RECORDS FOR PROCESSING:
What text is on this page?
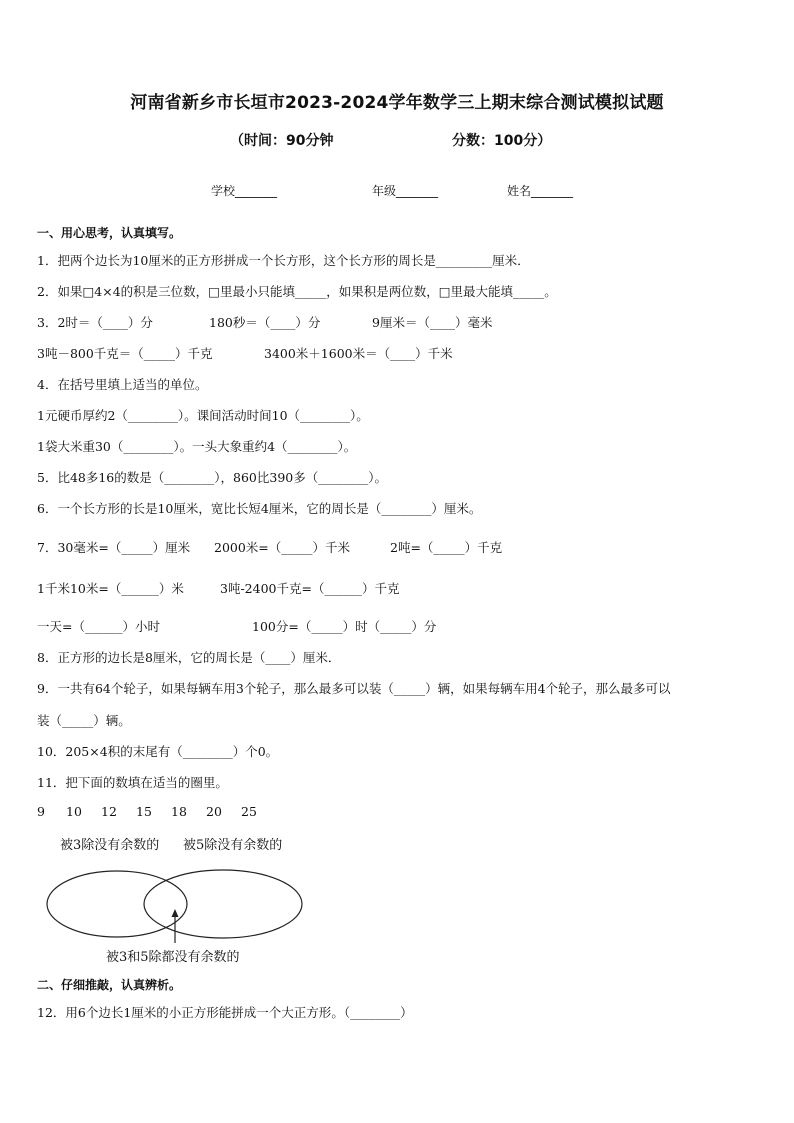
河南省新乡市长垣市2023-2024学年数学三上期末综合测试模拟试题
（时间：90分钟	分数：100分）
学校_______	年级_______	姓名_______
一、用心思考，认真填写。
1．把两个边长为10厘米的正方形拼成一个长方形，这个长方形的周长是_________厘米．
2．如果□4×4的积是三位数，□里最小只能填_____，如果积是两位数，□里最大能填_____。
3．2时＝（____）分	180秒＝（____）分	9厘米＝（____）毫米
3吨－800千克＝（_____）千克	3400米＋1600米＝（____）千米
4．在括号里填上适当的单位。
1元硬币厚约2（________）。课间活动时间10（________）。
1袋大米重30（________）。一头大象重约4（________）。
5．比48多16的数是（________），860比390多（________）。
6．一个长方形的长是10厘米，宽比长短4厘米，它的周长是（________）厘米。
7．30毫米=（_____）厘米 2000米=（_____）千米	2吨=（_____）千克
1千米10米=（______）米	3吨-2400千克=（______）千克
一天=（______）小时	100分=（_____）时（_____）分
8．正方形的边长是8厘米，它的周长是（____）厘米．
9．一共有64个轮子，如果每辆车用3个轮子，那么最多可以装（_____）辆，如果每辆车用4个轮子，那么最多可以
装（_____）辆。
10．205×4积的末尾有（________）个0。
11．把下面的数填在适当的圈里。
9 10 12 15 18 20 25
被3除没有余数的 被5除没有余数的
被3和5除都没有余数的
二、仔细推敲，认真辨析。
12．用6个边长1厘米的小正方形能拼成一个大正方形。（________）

STATED EXERCISE: Pictures in the data above should not be copied; transcribe everything else exactly.

WRITTEN SOLUTION:
What text is on this page?
河南省新乡市长垣市2023-2024学年数学三上期末综合测试模拟试题
（时间：90分钟	分数：100分）
学校_______	年级_______	姓名_______
一、用心思考，认真填写。
1．把两个边长为10厘米的正方形拼成一个长方形，这个长方形的周长是_________厘米．
2．如果□4×4的积是三位数，□里最小只能填_____，如果积是两位数，□里最大能填_____。
3．2时＝（____）分	180秒＝（____）分	9厘米＝（____）毫米
3吨－800千克＝（_____）千克	3400米＋1600米＝（____）千米
4．在括号里填上适当的单位。
1元硬币厚约2（________）。课间活动时间10（________）。
1袋大米重30（________）。一头大象重约4（________）。
5．比48多16的数是（________），860比390多（________）。
6．一个长方形的长是10厘米，宽比长短4厘米，它的周长是（________）厘米。
7．30毫米=（_____）厘米 2000米=（_____）千米	2吨=（_____）千克
1千米10米=（______）米	3吨-2400千克=（______）千克
一天=（______）小时	100分=（_____）时（_____）分
8．正方形的边长是8厘米，它的周长是（____）厘米．
9．一共有64个轮子，如果每辆车用3个轮子，那么最多可以装（_____）辆，如果每辆车用4个轮子，那么最多可以
装（_____）辆。
10．205×4积的末尾有（________）个0。
11．把下面的数填在适当的圈里。
9 10 12 15 18 20 25
被3除没有余数的 被5除没有余数的
被3和5除都没有余数的
二、仔细推敲，认真辨析。
12．用6个边长1厘米的小正方形能拼成一个大正方形。（________）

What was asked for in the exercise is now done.